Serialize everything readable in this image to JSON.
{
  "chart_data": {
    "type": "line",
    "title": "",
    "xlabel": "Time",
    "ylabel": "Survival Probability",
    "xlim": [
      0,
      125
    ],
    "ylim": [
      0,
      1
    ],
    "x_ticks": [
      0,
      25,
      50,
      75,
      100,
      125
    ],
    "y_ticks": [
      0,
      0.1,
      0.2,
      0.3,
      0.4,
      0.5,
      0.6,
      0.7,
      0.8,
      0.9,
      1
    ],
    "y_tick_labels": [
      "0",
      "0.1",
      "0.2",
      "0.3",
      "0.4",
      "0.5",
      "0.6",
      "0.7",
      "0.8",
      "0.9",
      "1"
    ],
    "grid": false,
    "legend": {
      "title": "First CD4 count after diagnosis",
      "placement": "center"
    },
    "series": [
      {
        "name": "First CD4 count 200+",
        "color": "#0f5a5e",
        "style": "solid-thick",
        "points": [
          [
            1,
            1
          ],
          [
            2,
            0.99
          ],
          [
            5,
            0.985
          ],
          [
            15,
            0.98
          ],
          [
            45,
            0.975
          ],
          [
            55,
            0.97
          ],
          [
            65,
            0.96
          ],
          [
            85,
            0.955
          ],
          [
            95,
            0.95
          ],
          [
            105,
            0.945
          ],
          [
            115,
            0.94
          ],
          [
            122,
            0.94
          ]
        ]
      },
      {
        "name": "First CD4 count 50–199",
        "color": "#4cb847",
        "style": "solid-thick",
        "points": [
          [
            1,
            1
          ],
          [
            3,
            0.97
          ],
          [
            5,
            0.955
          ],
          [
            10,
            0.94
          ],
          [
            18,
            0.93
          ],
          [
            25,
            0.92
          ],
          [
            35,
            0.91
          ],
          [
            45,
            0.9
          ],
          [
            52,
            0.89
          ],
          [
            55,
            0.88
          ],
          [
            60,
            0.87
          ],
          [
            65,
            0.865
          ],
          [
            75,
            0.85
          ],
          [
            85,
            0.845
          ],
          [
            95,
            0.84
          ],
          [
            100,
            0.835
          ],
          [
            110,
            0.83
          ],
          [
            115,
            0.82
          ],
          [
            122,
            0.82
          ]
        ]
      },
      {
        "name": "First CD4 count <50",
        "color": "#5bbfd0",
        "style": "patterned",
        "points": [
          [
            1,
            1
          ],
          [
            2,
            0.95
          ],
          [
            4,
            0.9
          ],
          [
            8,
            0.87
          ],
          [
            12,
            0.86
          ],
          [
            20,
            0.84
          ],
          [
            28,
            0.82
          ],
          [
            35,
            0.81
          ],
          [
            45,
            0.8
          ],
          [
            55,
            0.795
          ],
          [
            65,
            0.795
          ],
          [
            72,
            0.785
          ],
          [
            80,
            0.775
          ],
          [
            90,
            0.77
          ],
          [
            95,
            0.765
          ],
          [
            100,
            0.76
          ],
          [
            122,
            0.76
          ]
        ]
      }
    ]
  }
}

=======

Your instructions:
Scan the lines for the string "title". Copy out each line that matches.

Output:
    "title": "",
      "title": "First CD4 count after diagnosis",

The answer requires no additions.